DATA PROVIDED:
+ + +

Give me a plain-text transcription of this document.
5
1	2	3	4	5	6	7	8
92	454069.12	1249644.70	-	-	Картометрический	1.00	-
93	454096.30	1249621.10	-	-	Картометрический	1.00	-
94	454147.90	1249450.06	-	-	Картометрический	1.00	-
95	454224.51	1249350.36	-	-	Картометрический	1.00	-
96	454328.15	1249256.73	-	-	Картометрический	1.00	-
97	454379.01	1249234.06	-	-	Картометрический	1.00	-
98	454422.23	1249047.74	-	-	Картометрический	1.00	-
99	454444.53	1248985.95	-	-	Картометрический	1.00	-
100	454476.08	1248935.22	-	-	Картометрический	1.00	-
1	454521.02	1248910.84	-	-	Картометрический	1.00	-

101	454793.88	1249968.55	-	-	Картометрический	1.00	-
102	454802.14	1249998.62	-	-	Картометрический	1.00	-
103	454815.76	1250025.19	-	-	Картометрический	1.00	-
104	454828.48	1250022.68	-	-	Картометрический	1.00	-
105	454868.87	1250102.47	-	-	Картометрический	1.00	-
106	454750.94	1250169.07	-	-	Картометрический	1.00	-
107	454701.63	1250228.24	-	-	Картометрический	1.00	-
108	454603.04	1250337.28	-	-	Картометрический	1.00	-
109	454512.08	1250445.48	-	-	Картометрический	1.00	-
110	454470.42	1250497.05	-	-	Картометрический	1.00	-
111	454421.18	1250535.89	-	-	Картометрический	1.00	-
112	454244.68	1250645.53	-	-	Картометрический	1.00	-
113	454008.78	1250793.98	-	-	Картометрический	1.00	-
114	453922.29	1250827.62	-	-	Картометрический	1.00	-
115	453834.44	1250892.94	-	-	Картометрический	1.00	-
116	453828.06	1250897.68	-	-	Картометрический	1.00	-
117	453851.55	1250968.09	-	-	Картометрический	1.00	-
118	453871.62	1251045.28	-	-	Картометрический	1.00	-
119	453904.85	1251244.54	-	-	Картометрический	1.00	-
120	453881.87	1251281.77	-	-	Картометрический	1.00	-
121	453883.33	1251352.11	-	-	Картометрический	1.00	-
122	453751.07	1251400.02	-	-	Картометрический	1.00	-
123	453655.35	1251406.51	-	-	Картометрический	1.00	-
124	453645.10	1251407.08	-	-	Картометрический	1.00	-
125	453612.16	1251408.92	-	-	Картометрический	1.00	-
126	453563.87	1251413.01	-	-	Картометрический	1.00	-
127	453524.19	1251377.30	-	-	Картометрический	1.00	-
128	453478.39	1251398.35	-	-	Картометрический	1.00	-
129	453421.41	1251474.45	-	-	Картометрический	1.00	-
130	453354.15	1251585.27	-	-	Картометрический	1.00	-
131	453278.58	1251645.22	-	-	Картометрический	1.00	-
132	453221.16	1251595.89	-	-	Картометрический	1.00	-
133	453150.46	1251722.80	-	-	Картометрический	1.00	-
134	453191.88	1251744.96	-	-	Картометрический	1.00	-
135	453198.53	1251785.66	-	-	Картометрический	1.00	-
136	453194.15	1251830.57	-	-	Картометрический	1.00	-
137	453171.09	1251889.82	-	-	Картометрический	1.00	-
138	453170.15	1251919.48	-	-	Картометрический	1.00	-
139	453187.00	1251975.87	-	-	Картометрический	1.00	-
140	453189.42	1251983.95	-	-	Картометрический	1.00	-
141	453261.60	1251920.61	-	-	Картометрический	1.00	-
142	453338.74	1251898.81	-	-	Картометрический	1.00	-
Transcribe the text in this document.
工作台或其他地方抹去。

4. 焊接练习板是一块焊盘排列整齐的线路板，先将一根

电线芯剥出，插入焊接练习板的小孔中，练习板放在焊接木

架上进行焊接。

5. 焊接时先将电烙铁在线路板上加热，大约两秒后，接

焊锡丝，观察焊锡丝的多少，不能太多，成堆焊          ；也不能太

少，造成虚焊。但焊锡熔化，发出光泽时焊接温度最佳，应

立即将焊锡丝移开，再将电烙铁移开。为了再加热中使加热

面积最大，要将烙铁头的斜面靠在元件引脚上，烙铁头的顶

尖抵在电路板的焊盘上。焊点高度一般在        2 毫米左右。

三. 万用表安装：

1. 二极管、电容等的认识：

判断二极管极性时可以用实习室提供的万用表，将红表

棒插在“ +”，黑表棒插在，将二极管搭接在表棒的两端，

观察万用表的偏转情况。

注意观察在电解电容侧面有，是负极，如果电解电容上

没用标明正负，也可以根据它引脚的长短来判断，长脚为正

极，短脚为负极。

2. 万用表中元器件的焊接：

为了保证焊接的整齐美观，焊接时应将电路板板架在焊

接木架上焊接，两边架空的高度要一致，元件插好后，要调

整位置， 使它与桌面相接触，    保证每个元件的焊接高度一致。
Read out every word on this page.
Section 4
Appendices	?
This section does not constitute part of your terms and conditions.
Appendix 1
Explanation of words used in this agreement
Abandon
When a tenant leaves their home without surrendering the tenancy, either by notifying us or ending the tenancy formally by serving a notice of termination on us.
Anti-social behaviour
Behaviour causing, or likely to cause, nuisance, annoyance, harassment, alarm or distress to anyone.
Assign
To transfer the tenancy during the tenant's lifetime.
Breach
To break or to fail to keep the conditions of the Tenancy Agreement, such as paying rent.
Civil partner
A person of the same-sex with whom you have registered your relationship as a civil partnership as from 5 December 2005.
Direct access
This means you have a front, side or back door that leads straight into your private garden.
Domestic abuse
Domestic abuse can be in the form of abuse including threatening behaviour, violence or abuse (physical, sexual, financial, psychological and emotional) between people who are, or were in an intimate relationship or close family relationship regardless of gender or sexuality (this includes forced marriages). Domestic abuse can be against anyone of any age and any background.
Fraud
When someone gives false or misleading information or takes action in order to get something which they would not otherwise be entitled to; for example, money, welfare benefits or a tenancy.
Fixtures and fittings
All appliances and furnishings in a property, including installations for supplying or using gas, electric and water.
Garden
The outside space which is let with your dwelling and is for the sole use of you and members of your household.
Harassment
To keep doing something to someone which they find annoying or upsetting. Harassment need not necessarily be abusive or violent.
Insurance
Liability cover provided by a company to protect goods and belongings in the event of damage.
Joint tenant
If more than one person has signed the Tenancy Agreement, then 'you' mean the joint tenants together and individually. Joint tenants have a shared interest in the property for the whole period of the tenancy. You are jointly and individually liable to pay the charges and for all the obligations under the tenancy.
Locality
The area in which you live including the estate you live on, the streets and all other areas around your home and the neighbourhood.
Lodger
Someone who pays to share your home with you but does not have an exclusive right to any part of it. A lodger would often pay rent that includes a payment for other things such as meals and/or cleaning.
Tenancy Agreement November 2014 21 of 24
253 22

+ + +

WORK TO COMPLETE:
Search the data for the word "Domestic" and copy each line where it appears.

PROBLEM SOLUTION:
Domestic abuse
Domestic abuse can be in the form of abuse including threatening behaviour, violence or abuse (physical, sexual, financial, psychological and emotional) between people who are, or were in an intimate relationship or close family relationship regardless of gender or sexuality (this includes forced marriages). Domestic abuse can be against anyone of any age and any background.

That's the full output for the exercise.